* DATASET ENTRIES
________

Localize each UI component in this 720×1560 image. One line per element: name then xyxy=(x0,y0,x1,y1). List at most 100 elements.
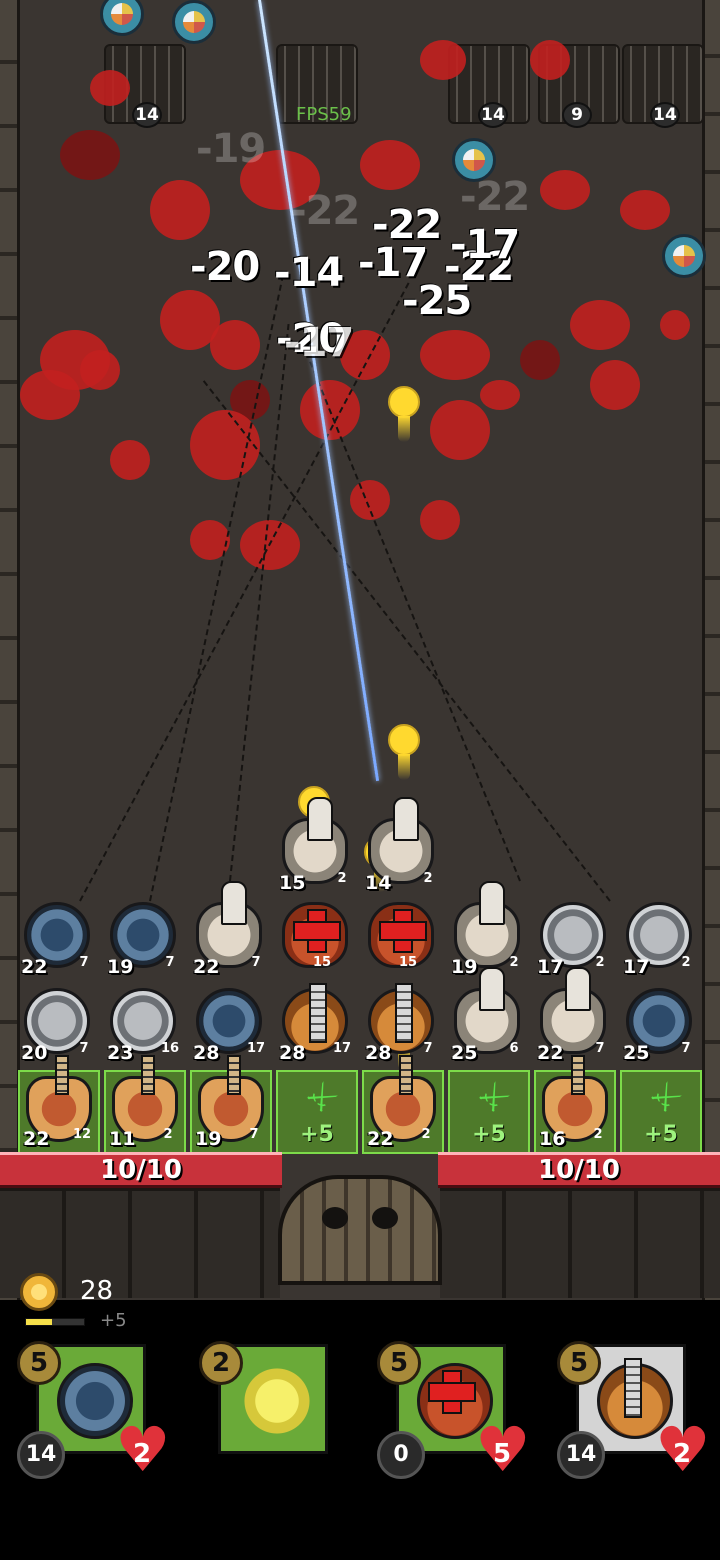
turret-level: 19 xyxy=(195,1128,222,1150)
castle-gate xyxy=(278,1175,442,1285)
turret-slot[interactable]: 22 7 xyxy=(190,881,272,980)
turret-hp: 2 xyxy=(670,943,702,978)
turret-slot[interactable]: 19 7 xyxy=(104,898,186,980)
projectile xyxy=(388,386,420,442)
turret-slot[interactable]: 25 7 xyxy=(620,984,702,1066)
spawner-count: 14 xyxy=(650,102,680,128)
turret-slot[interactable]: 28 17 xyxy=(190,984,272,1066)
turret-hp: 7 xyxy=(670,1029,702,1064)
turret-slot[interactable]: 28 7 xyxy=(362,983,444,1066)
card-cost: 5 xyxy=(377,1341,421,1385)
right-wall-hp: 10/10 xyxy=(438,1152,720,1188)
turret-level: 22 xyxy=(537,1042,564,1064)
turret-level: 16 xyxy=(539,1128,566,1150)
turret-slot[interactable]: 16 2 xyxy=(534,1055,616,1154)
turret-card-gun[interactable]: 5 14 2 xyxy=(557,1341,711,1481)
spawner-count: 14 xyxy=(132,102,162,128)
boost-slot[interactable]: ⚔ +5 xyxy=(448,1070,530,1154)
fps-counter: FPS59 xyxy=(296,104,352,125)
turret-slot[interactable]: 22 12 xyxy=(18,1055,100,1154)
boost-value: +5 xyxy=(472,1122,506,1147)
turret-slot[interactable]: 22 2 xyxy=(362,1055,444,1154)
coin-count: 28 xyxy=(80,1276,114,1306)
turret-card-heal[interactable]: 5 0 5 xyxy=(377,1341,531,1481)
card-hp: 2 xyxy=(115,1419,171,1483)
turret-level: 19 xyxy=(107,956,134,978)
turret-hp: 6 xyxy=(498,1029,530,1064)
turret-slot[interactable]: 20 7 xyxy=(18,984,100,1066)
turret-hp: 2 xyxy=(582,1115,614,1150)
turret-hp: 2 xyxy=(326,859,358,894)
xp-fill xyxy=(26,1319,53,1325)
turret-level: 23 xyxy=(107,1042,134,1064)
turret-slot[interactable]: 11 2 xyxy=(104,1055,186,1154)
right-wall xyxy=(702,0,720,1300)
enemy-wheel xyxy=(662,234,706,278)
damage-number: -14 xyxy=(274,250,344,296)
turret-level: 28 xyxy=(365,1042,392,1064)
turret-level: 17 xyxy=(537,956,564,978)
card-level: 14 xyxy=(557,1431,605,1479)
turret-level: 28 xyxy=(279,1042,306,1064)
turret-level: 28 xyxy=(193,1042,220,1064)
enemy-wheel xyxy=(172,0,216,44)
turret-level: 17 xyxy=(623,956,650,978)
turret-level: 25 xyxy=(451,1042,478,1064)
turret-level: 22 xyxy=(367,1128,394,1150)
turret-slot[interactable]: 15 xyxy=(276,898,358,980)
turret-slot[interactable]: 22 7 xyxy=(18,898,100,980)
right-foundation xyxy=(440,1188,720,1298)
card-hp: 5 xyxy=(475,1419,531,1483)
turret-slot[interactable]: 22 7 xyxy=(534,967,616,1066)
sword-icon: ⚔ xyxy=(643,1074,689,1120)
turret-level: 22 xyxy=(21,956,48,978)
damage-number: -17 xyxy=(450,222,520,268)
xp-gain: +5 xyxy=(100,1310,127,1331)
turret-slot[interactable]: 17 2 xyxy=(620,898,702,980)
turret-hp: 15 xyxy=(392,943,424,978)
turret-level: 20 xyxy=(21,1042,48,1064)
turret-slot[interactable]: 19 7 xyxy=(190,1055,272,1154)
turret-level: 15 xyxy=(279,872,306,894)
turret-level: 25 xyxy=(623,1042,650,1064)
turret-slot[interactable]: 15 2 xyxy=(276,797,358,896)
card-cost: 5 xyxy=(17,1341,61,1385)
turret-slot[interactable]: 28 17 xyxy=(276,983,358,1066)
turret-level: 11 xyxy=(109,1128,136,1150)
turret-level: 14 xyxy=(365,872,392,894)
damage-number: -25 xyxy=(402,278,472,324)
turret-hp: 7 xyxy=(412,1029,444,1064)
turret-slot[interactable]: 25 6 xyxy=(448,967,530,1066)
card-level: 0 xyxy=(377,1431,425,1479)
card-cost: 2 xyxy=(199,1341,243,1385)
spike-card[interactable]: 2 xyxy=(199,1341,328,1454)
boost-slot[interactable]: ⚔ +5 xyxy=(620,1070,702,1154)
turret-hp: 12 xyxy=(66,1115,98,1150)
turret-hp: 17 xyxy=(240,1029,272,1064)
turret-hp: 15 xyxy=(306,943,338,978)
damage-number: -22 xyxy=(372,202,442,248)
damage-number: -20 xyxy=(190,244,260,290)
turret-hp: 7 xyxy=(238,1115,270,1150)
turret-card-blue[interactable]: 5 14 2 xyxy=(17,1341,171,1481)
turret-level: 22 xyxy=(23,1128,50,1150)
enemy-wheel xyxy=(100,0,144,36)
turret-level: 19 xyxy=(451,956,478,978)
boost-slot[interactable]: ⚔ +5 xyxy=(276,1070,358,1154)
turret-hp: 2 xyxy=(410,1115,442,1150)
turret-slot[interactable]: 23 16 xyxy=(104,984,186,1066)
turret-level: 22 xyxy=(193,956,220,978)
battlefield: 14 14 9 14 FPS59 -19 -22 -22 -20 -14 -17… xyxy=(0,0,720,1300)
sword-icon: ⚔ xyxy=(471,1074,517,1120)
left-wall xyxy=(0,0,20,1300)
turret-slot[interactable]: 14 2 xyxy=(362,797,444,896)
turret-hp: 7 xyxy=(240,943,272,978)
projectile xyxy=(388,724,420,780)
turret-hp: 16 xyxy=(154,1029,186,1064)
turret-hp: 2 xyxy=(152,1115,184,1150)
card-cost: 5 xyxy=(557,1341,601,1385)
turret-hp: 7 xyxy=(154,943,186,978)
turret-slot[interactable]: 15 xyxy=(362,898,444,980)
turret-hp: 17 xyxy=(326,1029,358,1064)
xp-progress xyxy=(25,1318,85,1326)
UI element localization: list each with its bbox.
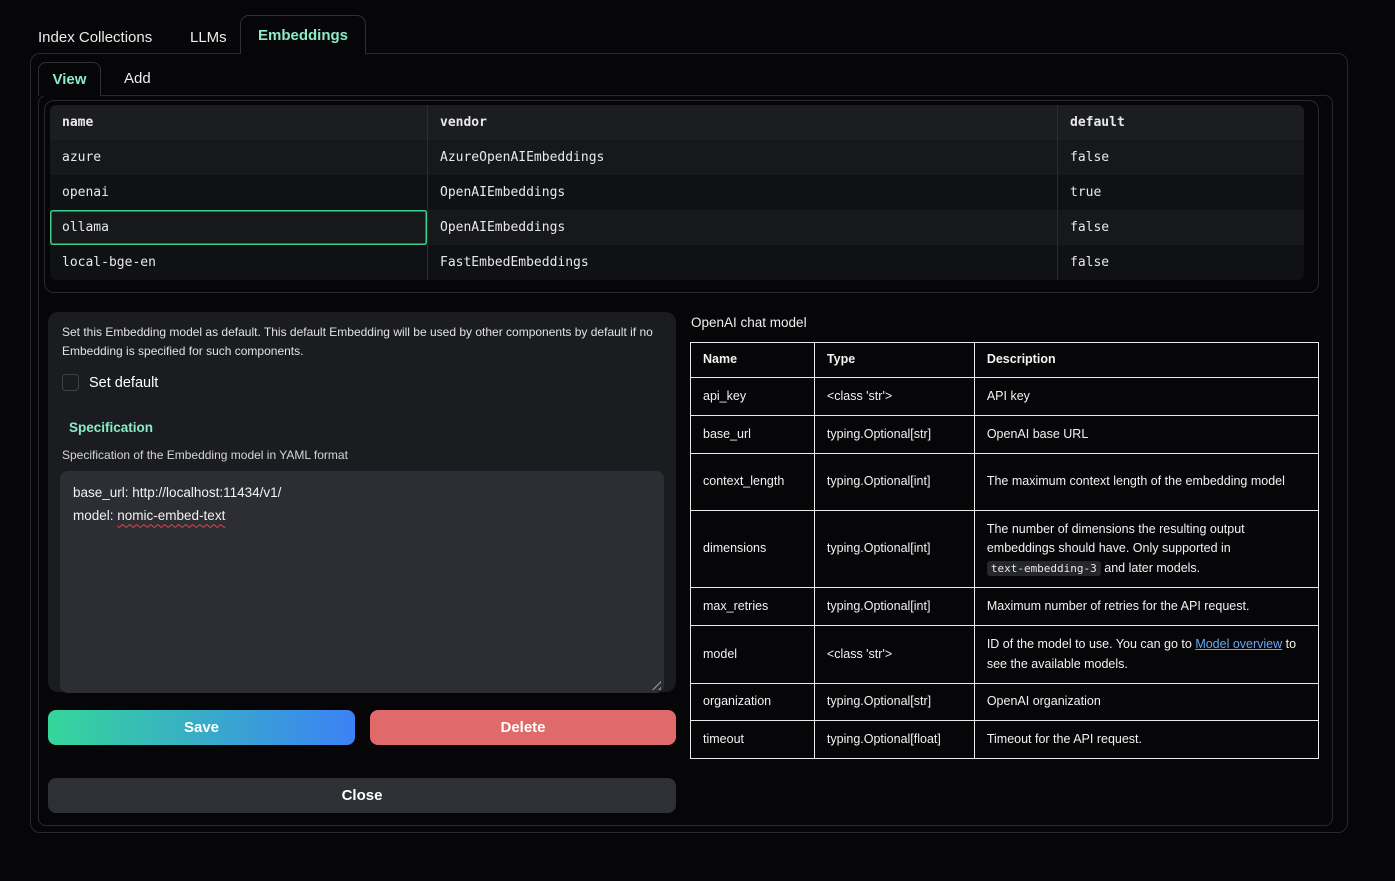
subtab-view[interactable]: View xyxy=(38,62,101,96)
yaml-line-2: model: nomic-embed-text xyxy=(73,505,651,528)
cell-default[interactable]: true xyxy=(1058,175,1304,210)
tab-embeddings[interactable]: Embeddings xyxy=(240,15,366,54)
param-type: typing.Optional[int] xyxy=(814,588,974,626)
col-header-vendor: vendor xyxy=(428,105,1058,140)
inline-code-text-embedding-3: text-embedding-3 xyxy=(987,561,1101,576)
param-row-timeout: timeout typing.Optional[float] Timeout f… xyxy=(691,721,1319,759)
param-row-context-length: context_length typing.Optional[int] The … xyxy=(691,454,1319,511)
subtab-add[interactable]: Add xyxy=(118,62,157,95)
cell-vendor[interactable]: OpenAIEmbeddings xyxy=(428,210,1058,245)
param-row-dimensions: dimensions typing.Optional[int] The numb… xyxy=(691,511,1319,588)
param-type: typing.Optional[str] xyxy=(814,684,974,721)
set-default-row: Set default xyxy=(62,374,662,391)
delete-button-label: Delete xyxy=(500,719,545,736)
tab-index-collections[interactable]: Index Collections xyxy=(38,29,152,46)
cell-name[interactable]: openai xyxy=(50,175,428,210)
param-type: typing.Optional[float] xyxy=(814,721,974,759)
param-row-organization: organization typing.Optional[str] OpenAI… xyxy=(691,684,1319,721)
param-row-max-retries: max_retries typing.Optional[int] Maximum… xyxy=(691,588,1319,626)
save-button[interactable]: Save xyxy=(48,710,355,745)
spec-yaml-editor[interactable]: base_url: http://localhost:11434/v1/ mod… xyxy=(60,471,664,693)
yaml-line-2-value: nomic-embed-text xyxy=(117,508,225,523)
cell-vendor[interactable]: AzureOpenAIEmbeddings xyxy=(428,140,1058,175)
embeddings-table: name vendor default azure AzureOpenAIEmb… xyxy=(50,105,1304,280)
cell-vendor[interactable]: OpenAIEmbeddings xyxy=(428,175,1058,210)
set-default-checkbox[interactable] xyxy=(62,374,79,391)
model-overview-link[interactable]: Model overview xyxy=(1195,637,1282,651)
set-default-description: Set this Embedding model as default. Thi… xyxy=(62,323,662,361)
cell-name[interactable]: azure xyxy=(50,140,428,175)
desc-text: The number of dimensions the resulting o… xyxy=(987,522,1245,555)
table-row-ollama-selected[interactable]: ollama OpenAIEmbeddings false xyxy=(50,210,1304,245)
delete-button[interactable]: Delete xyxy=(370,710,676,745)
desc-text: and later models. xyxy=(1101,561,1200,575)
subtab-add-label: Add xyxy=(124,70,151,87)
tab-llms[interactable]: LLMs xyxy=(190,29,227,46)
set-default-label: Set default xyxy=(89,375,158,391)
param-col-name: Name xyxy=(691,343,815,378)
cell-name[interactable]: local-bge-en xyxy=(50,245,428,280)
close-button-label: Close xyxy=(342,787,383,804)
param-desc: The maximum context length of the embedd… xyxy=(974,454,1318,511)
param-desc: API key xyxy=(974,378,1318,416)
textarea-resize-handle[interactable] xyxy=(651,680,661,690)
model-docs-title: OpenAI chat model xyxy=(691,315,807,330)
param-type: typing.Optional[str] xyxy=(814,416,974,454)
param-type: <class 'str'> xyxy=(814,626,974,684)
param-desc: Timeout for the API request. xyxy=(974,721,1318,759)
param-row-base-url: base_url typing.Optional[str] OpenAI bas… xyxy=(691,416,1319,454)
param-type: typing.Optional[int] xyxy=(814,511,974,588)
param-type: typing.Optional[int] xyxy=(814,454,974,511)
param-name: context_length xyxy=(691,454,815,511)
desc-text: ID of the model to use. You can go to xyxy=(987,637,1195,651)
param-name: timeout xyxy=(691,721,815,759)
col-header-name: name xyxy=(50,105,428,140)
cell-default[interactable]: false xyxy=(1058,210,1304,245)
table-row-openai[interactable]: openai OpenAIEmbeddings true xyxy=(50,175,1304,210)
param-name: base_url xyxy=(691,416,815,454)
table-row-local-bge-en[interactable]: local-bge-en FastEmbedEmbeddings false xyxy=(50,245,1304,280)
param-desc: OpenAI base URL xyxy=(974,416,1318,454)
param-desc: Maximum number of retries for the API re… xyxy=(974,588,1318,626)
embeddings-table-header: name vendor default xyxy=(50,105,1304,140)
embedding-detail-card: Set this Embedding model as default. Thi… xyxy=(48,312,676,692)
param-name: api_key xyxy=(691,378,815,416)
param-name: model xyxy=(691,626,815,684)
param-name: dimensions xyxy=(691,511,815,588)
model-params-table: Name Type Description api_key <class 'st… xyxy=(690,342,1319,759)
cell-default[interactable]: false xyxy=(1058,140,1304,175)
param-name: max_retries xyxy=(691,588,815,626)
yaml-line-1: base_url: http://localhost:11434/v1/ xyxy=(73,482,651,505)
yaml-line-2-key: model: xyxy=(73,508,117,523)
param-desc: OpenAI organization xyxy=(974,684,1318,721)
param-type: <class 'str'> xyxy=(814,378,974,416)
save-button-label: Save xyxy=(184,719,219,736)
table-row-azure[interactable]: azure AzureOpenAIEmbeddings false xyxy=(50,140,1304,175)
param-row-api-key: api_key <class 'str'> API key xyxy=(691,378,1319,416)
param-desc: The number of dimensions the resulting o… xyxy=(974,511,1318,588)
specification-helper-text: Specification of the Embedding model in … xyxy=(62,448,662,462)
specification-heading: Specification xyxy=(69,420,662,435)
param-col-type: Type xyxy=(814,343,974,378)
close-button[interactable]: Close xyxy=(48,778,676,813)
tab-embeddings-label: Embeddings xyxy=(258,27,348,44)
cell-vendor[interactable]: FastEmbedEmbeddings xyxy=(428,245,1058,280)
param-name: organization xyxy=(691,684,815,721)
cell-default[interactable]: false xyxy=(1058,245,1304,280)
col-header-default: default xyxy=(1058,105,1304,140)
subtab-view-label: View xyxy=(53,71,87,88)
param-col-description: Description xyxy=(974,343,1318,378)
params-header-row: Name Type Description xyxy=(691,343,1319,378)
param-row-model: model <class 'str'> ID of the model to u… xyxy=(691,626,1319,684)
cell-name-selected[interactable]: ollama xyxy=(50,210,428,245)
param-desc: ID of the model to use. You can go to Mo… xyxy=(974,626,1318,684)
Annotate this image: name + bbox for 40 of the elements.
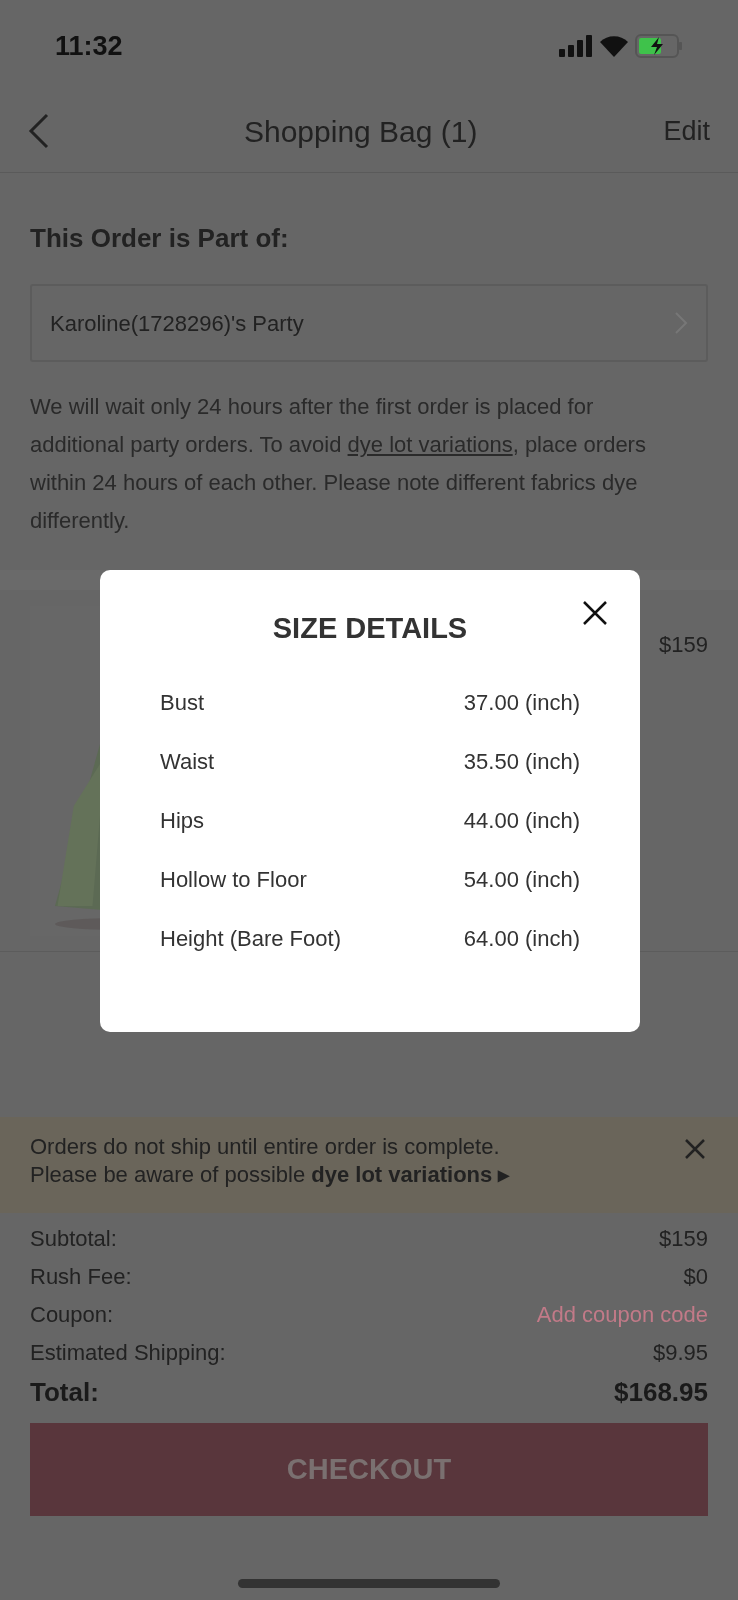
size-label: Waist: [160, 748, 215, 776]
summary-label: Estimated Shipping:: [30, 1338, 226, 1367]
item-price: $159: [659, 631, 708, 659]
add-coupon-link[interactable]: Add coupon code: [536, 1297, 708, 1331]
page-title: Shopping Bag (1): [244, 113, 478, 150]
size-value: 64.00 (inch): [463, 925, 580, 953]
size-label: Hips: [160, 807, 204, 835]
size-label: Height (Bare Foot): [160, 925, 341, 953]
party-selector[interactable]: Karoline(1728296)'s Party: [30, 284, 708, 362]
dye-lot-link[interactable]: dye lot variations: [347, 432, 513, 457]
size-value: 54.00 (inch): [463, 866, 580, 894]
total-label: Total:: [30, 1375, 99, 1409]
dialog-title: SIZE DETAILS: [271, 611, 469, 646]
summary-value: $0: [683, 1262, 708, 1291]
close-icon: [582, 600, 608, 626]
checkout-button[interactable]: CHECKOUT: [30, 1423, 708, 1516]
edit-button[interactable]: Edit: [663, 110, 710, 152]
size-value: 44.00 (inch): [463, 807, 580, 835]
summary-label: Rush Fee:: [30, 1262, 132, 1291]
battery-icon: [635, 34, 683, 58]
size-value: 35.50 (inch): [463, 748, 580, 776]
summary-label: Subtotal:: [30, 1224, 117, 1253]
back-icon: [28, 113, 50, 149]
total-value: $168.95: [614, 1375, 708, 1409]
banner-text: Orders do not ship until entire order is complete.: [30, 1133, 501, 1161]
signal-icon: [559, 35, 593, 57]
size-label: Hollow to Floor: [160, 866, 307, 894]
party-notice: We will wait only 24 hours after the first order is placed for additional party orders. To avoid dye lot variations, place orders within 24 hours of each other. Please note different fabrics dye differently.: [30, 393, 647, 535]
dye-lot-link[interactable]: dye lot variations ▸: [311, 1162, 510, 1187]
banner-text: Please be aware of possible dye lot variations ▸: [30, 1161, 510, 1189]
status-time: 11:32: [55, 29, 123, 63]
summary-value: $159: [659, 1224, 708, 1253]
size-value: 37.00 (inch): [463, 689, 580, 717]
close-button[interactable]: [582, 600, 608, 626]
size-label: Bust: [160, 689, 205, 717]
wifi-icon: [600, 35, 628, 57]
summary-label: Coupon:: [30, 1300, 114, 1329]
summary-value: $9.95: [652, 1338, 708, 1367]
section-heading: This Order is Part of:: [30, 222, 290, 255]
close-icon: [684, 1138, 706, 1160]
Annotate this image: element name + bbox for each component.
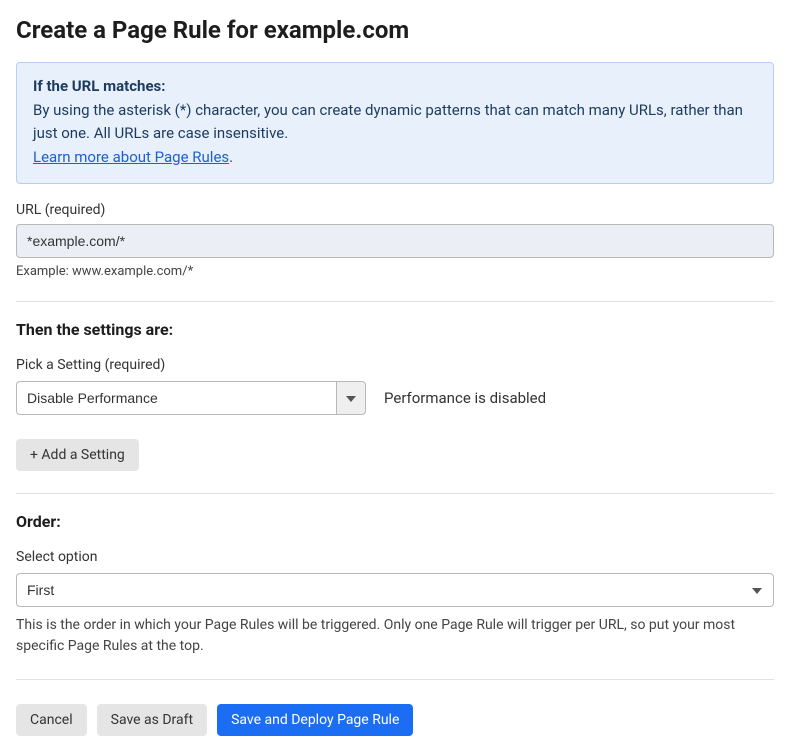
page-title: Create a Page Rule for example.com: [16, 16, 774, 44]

________

* EXERCISE DESCRIPTION
List every line in the data above that contains the word "inch", copying each of those lines in full.

* ANSWER FOR THIS EXERCISE
size-value: 64.00 (inch): [463, 925, 580, 953]
size-value: 54.00 (inch): [463, 866, 580, 894]
size-value: 44.00 (inch): [463, 807, 580, 835]
size-value: 35.50 (inch): [463, 748, 580, 776]
size-value: 37.00 (inch): [463, 689, 580, 717]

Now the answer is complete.